Dataset entries on figures
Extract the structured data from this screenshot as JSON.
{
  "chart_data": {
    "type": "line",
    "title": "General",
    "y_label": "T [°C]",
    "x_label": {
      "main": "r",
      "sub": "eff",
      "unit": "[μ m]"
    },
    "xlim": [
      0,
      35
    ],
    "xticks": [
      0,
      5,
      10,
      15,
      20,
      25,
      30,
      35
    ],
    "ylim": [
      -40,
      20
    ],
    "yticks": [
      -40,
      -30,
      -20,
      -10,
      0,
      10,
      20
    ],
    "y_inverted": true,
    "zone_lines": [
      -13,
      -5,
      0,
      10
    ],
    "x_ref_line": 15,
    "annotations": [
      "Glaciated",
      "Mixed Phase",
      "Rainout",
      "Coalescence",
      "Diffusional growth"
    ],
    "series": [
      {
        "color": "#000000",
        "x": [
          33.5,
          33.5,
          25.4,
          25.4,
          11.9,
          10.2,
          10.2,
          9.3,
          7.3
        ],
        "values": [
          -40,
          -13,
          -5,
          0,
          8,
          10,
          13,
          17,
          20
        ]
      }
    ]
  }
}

> [What the task requires]: Reproduce the records above exactly as they appear.

> [Task solution]:
Extract the structured data from this screenshot as JSON.
{
  "chart_data": {
    "type": "line",
    "title": "General",
    "y_label": "T [°C]",
    "x_label": {
      "main": "r",
      "sub": "eff",
      "unit": "[μ m]"
    },
    "xlim": [
      0,
      35
    ],
    "xticks": [
      0,
      5,
      10,
      15,
      20,
      25,
      30,
      35
    ],
    "ylim": [
      -40,
      20
    ],
    "yticks": [
      -40,
      -30,
      -20,
      -10,
      0,
      10,
      20
    ],
    "y_inverted": true,
    "zone_lines": [
      -13,
      -5,
      0,
      10
    ],
    "x_ref_line": 15,
    "annotations": [
      "Glaciated",
      "Mixed Phase",
      "Rainout",
      "Coalescence",
      "Diffusional growth"
    ],
    "series": [
      {
        "color": "#000000",
        "x": [
          33.5,
          33.5,
          25.4,
          25.4,
          11.9,
          10.2,
          10.2,
          9.3,
          7.3
        ],
        "values": [
          -40,
          -13,
          -5,
          0,
          8,
          10,
          13,
          17,
          20
        ]
      }
    ]
  }
}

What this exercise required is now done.